Exercise details: Extract each record and reproduce it exactly.
───── Input data
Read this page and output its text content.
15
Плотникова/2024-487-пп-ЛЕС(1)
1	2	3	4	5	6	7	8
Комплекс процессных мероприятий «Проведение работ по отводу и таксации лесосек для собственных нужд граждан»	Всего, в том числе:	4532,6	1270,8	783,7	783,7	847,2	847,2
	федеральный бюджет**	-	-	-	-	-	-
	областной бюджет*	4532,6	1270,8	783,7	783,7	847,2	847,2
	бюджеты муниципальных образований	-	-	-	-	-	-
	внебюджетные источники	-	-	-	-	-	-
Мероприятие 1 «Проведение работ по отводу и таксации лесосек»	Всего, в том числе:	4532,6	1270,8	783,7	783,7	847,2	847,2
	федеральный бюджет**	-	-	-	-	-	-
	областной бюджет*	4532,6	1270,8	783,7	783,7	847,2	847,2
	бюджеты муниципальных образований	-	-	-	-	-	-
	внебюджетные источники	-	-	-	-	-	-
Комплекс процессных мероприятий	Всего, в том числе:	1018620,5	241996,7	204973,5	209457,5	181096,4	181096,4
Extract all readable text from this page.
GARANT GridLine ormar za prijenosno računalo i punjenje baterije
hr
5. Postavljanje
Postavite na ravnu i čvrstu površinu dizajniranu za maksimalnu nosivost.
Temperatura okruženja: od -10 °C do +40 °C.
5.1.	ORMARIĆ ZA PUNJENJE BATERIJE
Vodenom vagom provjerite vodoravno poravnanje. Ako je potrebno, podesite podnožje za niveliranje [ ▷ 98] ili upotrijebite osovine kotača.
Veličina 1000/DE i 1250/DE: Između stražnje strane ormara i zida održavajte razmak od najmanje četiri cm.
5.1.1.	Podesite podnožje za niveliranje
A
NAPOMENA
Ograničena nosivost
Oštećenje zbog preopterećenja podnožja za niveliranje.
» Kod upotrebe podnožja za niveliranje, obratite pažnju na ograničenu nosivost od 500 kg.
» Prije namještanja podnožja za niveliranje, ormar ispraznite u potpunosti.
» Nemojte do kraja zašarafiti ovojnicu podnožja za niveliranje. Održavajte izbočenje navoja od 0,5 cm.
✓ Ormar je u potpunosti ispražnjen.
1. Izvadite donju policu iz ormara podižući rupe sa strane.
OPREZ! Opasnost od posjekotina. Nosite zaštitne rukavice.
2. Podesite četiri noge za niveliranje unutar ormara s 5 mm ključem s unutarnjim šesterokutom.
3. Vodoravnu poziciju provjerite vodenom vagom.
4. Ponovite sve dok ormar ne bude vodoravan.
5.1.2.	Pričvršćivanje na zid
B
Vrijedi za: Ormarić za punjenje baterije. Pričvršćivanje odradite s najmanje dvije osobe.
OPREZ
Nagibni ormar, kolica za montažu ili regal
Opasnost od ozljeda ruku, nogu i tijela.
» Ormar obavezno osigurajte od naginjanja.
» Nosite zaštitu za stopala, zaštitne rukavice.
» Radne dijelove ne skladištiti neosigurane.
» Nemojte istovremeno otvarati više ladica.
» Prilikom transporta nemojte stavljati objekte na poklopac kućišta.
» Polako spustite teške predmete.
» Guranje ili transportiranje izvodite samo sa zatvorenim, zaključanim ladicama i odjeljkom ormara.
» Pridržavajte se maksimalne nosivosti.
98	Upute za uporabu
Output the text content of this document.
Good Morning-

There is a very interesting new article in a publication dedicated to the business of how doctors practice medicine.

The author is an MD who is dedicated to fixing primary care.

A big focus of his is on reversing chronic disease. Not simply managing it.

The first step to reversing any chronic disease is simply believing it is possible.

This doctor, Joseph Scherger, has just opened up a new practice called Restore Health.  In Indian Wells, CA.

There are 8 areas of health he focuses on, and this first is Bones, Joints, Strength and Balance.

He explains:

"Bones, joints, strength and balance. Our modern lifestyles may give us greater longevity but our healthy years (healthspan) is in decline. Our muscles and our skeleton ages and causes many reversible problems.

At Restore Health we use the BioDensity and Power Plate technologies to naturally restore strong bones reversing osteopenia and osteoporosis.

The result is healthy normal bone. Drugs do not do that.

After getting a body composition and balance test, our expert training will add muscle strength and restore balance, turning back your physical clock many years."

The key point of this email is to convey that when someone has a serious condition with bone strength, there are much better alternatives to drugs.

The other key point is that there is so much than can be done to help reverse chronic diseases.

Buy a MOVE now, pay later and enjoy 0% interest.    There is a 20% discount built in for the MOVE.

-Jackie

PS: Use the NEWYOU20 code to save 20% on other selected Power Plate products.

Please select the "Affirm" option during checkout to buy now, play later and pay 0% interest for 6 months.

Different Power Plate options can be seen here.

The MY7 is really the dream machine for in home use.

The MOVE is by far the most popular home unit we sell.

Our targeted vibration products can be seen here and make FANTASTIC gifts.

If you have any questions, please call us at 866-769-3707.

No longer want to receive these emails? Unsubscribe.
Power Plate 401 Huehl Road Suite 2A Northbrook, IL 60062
──────────
Result for this task:
Read this page and output its text content.
15
Плотникова/2024-487-пп-ЛЕС(1)
1	2	3	4	5	6	7	8
Комплекс процессных мероприятий «Проведение работ по отводу и таксации лесосек для собственных нужд граждан»	Всего, в том числе:	4532,6	1270,8	783,7	783,7	847,2	847,2
	федеральный бюджет**	-	-	-	-	-	-
	областной бюджет*	4532,6	1270,8	783,7	783,7	847,2	847,2
	бюджеты муниципальных образований	-	-	-	-	-	-
	внебюджетные источники	-	-	-	-	-	-
Мероприятие 1 «Проведение работ по отводу и таксации лесосек»	Всего, в том числе:	4532,6	1270,8	783,7	783,7	847,2	847,2
	федеральный бюджет**	-	-	-	-	-	-
	областной бюджет*	4532,6	1270,8	783,7	783,7	847,2	847,2
	бюджеты муниципальных образований	-	-	-	-	-	-
	внебюджетные источники	-	-	-	-	-	-
Комплекс процессных мероприятий	Всего, в том числе:	1018620,5	241996,7	204973,5	209457,5	181096,4	181096,4
Extract all readable text from this page.
GARANT GridLine ormar za prijenosno računalo i punjenje baterije
hr
5. Postavljanje
Postavite na ravnu i čvrstu površinu dizajniranu za maksimalnu nosivost.
Temperatura okruženja: od -10 °C do +40 °C.
5.1.	ORMARIĆ ZA PUNJENJE BATERIJE
Vodenom vagom provjerite vodoravno poravnanje. Ako je potrebno, podesite podnožje za niveliranje [ ▷ 98] ili upotrijebite osovine kotača.
Veličina 1000/DE i 1250/DE: Između stražnje strane ormara i zida održavajte razmak od najmanje četiri cm.
5.1.1.	Podesite podnožje za niveliranje
A
NAPOMENA
Ograničena nosivost
Oštećenje zbog preopterećenja podnožja za niveliranje.
» Kod upotrebe podnožja za niveliranje, obratite pažnju na ograničenu nosivost od 500 kg.
» Prije namještanja podnožja za niveliranje, ormar ispraznite u potpunosti.
» Nemojte do kraja zašarafiti ovojnicu podnožja za niveliranje. Održavajte izbočenje navoja od 0,5 cm.
✓ Ormar je u potpunosti ispražnjen.
1. Izvadite donju policu iz ormara podižući rupe sa strane.
OPREZ! Opasnost od posjekotina. Nosite zaštitne rukavice.
2. Podesite četiri noge za niveliranje unutar ormara s 5 mm ključem s unutarnjim šesterokutom.
3. Vodoravnu poziciju provjerite vodenom vagom.
4. Ponovite sve dok ormar ne bude vodoravan.
5.1.2.	Pričvršćivanje na zid
B
Vrijedi za: Ormarić za punjenje baterije. Pričvršćivanje odradite s najmanje dvije osobe.
OPREZ
Nagibni ormar, kolica za montažu ili regal
Opasnost od ozljeda ruku, nogu i tijela.
» Ormar obavezno osigurajte od naginjanja.
» Nosite zaštitu za stopala, zaštitne rukavice.
» Radne dijelove ne skladištiti neosigurane.
» Nemojte istovremeno otvarati više ladica.
» Prilikom transporta nemojte stavljati objekte na poklopac kućišta.
» Polako spustite teške predmete.
» Guranje ili transportiranje izvodite samo sa zatvorenim, zaključanim ladicama i odjeljkom ormara.
» Pridržavajte se maksimalne nosivosti.
98	Upute za uporabu
Output the text content of this document.
Good Morning-

There is a very interesting new article in a publication dedicated to the business of how doctors practice medicine.

The author is an MD who is dedicated to fixing primary care.

A big focus of his is on reversing chronic disease. Not simply managing it.

The first step to reversing any chronic disease is simply believing it is possible.

This doctor, Joseph Scherger, has just opened up a new practice called Restore Health.  In Indian Wells, CA.

There are 8 areas of health he focuses on, and this first is Bones, Joints, Strength and Balance.

He explains:

"Bones, joints, strength and balance. Our modern lifestyles may give us greater longevity but our healthy years (healthspan) is in decline. Our muscles and our skeleton ages and causes many reversible problems.

At Restore Health we use the BioDensity and Power Plate technologies to naturally restore strong bones reversing osteopenia and osteoporosis.

The result is healthy normal bone. Drugs do not do that.

After getting a body composition and balance test, our expert training will add muscle strength and restore balance, turning back your physical clock many years."

The key point of this email is to convey that when someone has a serious condition with bone strength, there are much better alternatives to drugs.

The other key point is that there is so much than can be done to help reverse chronic diseases.

Buy a MOVE now, pay later and enjoy 0% interest.    There is a 20% discount built in for the MOVE.

-Jackie

PS: Use the NEWYOU20 code to save 20% on other selected Power Plate products.

Please select the "Affirm" option during checkout to buy now, play later and pay 0% interest for 6 months.

Different Power Plate options can be seen here.

The MY7 is really the dream machine for in home use.

The MOVE is by far the most popular home unit we sell.

Our targeted vibration products can be seen here and make FANTASTIC gifts.

If you have any questions, please call us at 866-769-3707.

No longer want to receive these emails? Unsubscribe.
Power Plate 401 Huehl Road Suite 2A Northbrook, IL 60062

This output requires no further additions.